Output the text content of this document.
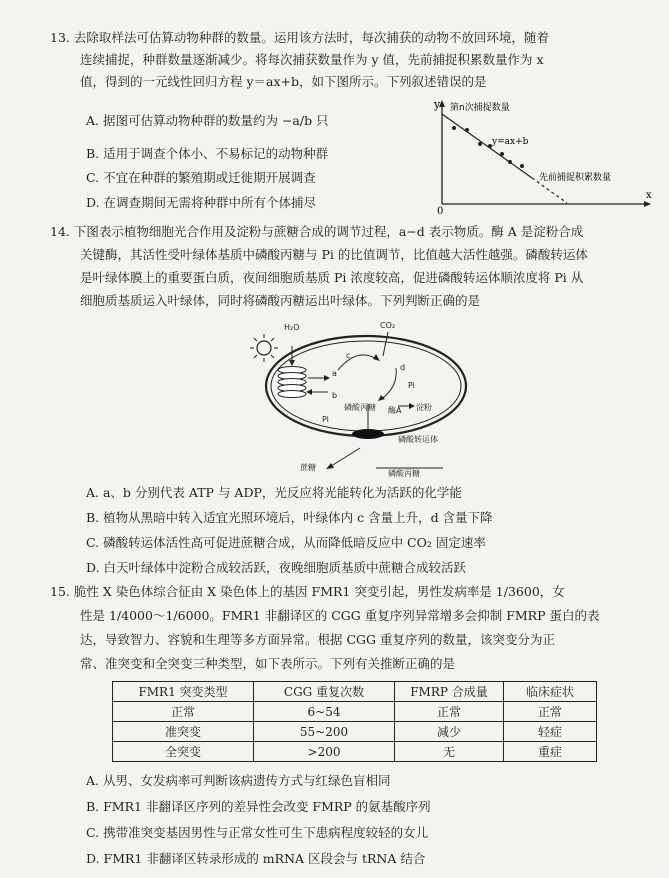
13. 去除取样法可估算动物种群的数量。运用该方法时，每次捕获的动物不放回环境，随着
连续捕捉，种群数量逐渐减少。将每次捕获数量作为 y 值，先前捕捉积累数量作为 x
值，得到的一元线性回归方程 y＝ax+b，如下图所示。下列叙述错误的是
A. 据图可估算动物种群的数量约为 −a/b 只
B. 适用于调查个体小、不易标记的动物种群
C. 不宜在种群的繁殖期或迁徙期开展调查
D. 在调查期间无需将种群中所有个体捕尽
y 第n次捕捉数量
y=ax+b
先前捕捉积累数量
0
x
14. 下图表示植物细胞光合作用及淀粉与蔗糖合成的调节过程，a−d 表示物质。酶 A 是淀粉合成
关键酶，其活性受叶绿体基质中磷酸丙糖与 Pi 的比值调节，比值越大活性越强。磷酸转运体
是叶绿体膜上的重要蛋白质，夜间细胞质基质 Pi 浓度较高，促进磷酸转运体顺浓度将 Pi 从
细胞质基质运入叶绿体，同时将磷酸丙糖运出叶绿体。下列判断正确的是
H₂O	CO₂
a
b
c
d
Pi
Pi
磷酸丙糖 酶A 淀粉
磷酸转运体
蔗糖
磷酸丙糖
A. a、b 分别代表 ATP 与 ADP，光反应将光能转化为活跃的化学能
B. 植物从黑暗中转入适宜光照环境后，叶绿体内 c 含量上升，d 含量下降
C. 磷酸转运体活性高可促进蔗糖合成，从而降低暗反应中 CO₂ 固定速率
D. 白天叶绿体中淀粉合成较活跃，夜晚细胞质基质中蔗糖合成较活跃
15. 脆性 X 染色体综合征由 X 染色体上的基因 FMR1 突变引起，男性发病率是 1/3600，女
性是 1/4000～1/6000。FMR1 非翻译区的 CGG 重复序列异常增多会抑制 FMRP 蛋白的表
达，导致智力、容貌和生理等多方面异常。根据 CGG 重复序列的数量，该突变分为正
常、准突变和全突变三种类型，如下表所示。下列有关推断正确的是
FMR1 突变类型	CGG 重复次数	FMRP 合成量	临床症状
正常	6~54	正常	正常
准突变	55~200	减少	轻症
全突变	>200	无	重症
A. 从男、女发病率可判断该病遗传方式与红绿色盲相同
B. FMR1 非翻译区序列的差异性会改变 FMRP 的氨基酸序列
C. 携带准突变基因男性与正常女性可生下患病程度较轻的女儿
D. FMR1 非翻译区转录形成的 mRNA 区段会与 tRNA 结合
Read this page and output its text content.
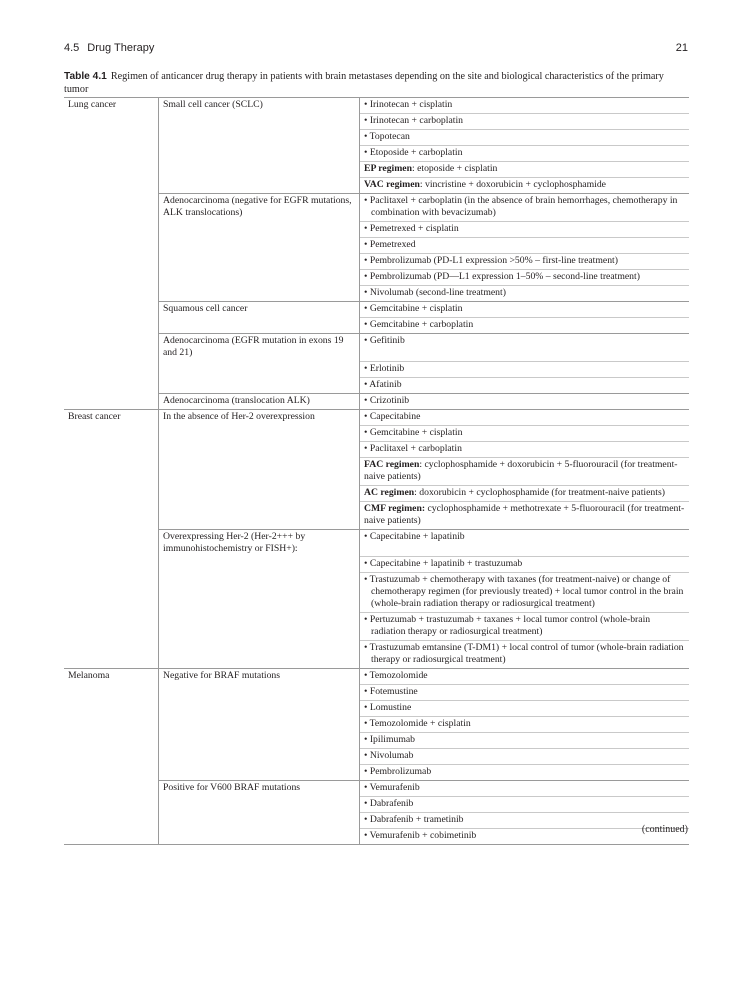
4.5 Drug Therapy	21
Table 4.1 Regimen of anticancer drug therapy in patients with brain metastases depending on the site and biological characteristics of the primary tumor
Lung cancer	Small cell cancer (SCLC)	• Irinotecan + cisplatin

		• Irinotecan + carboplatin

		• Topotecan

		• Etoposide + carboplatin

		EP regimen: etoposide + cisplatin

		VAC regimen: vincristine + doxorubicin + cyclophosphamide

	Adenocarcinoma (negative for EGFR mutations, ALK translocations)	• Paclitaxel + carboplatin (in the absence of brain hemorrhages, chemotherapy in combination with bevacizumab)

		• Pemetrexed + cisplatin

		• Pemetrexed

		• Pembrolizumab (PD-L1 expression >50% – first-line treatment)

		• Pembrolizumab (PD—L1 expression 1–50% – second-line treatment)

		• Nivolumab (second-line treatment)

	Squamous cell cancer	• Gemcitabine + cisplatin

		• Gemcitabine + carboplatin

	Adenocarcinoma (EGFR mutation in exons 19 and 21)	• Gefitinib

		• Erlotinib

		• Afatinib

	Adenocarcinoma (translocation ALK)	• Crizotinib

Breast cancer	In the absence of Her-2 overexpression	• Capecitabine

		• Gemcitabine + cisplatin

		• Paclitaxel + carboplatin

		FAC regimen: cyclophosphamide + doxorubicin + 5-fluorouracil (for treatment-naive patients)

		AC regimen: doxorubicin + cyclophosphamide (for treatment-naive patients)

		CMF regimen: cyclophosphamide + methotrexate + 5-fluorouracil (for treatment-naive patients)

	Overexpressing Her-2 (Her-2+++ by immunohistochemistry or FISH+):	• Capecitabine + lapatinib

		• Capecitabine + lapatinib + trastuzumab

		• Trastuzumab + chemotherapy with taxanes (for treatment-naive) or change of chemotherapy regimen (for previously treated) + local tumor control in the brain (whole-brain radiation therapy or radiosurgical treatment)

		• Pertuzumab + trastuzumab + taxanes + local tumor control (whole-brain radiation therapy or radiosurgical treatment)

		• Trastuzumab emtansine (T-DM1) + local control of tumor (whole-brain radiation therapy or radiosurgical treatment)

Melanoma	Negative for BRAF mutations	• Temozolomide

		• Fotemustine

		• Lomustine

		• Temozolomide + cisplatin

		• Ipilimumab

		• Nivolumab

		• Pembrolizumab

	Positive for V600 BRAF mutations	• Vemurafenib

		• Dabrafenib

		• Dabrafenib + trametinib

		• Vemurafenib + cobimetinib
(continued)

> What to work on:
Within the data above, find the lines that contain the word "content" and copy each of them.

> Response below:
Output the text content of this document.
Read this page and output its text content.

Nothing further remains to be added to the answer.